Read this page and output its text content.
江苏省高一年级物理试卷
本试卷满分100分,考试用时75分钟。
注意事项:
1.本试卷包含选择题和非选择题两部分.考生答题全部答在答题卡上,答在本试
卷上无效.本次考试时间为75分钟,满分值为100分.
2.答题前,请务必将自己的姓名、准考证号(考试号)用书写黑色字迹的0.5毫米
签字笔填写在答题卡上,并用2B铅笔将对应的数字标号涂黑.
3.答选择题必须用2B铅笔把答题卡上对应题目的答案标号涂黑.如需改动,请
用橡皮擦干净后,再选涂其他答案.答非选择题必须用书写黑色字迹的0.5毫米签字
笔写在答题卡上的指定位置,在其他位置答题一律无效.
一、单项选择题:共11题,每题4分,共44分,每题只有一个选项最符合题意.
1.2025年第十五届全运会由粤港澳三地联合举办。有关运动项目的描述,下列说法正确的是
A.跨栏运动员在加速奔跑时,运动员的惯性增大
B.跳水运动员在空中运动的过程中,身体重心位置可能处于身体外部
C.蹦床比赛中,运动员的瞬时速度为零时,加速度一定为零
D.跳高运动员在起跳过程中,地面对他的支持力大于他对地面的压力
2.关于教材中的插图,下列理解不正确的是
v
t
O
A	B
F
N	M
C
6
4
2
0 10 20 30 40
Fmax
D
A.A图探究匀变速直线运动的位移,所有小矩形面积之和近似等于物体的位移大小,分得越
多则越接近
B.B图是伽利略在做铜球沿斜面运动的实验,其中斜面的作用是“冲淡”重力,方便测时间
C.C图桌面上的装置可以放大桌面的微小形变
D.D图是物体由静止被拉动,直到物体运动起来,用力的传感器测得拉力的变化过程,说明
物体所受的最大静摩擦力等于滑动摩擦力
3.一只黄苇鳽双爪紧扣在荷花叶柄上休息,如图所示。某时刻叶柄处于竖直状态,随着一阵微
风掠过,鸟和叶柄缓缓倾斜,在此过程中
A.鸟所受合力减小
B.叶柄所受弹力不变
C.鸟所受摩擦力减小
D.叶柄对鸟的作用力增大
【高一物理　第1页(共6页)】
...
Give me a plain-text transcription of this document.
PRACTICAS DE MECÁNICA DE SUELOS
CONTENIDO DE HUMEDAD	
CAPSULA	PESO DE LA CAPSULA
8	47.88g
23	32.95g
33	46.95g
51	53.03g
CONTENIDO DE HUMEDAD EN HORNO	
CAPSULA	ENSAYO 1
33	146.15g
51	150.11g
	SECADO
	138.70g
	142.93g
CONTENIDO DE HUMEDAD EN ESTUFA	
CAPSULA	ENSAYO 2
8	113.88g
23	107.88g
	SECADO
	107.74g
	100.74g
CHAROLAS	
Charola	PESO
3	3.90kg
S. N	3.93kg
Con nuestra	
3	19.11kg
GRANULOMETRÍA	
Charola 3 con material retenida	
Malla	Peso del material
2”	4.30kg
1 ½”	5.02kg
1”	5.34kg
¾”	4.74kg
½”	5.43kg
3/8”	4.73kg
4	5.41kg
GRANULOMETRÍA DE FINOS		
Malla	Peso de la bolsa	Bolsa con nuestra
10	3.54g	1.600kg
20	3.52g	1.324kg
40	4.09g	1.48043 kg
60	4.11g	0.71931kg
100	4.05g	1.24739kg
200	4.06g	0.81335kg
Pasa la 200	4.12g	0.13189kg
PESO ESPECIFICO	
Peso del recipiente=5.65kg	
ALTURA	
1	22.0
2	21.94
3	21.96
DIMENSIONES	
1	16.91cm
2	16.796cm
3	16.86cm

*Written instruction*: Reply with nothing but a number: how many lines of the entries above contain the string "this"?

*The result*: 2